+++ INPUT +++
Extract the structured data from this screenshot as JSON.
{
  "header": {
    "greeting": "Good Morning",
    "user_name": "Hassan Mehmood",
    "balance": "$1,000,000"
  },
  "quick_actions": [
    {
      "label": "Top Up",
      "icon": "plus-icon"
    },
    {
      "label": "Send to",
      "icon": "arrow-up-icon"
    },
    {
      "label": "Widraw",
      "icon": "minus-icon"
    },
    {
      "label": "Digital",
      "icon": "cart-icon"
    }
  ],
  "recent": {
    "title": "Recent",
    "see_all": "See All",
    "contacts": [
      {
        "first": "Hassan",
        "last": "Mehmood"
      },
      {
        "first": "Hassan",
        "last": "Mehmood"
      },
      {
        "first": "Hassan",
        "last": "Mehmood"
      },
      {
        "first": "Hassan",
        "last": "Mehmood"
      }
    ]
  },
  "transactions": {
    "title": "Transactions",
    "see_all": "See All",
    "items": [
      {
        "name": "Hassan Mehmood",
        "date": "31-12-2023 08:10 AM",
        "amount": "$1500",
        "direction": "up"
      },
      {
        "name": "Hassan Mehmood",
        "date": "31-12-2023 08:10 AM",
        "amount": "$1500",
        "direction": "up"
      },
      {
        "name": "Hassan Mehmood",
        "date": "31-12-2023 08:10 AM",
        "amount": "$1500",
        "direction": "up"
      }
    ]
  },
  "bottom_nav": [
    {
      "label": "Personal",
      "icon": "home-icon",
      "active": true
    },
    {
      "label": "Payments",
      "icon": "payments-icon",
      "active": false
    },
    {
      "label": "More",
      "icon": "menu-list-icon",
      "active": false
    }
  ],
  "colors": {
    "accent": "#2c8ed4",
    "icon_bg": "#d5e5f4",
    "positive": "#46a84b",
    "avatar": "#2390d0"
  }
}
+++
Extract every record and return it verbatim.

SOLUTION TO THIS TASK.
Extract the structured data from this screenshot as JSON.
{
  "header": {
    "greeting": "Good Morning",
    "user_name": "Hassan Mehmood",
    "balance": "$1,000,000"
  },
  "quick_actions": [
    {
      "label": "Top Up",
      "icon": "plus-icon"
    },
    {
      "label": "Send to",
      "icon": "arrow-up-icon"
    },
    {
      "label": "Widraw",
      "icon": "minus-icon"
    },
    {
      "label": "Digital",
      "icon": "cart-icon"
    }
  ],
  "recent": {
    "title": "Recent",
    "see_all": "See All",
    "contacts": [
      {
        "first": "Hassan",
        "last": "Mehmood"
      },
      {
        "first": "Hassan",
        "last": "Mehmood"
      },
      {
        "first": "Hassan",
        "last": "Mehmood"
      },
      {
        "first": "Hassan",
        "last": "Mehmood"
      }
    ]
  },
  "transactions": {
    "title": "Transactions",
    "see_all": "See All",
    "items": [
      {
        "name": "Hassan Mehmood",
        "date": "31-12-2023 08:10 AM",
        "amount": "$1500",
        "direction": "up"
      },
      {
        "name": "Hassan Mehmood",
        "date": "31-12-2023 08:10 AM",
        "amount": "$1500",
        "direction": "up"
      },
      {
        "name": "Hassan Mehmood",
        "date": "31-12-2023 08:10 AM",
        "amount": "$1500",
        "direction": "up"
      }
    ]
  },
  "bottom_nav": [
    {
      "label": "Personal",
      "icon": "home-icon",
      "active": true
    },
    {
      "label": "Payments",
      "icon": "payments-icon",
      "active": false
    },
    {
      "label": "More",
      "icon": "menu-list-icon",
      "active": false
    }
  ],
  "colors": {
    "accent": "#2c8ed4",
    "icon_bg": "#d5e5f4",
    "positive": "#46a84b",
    "avatar": "#2390d0"
  }
}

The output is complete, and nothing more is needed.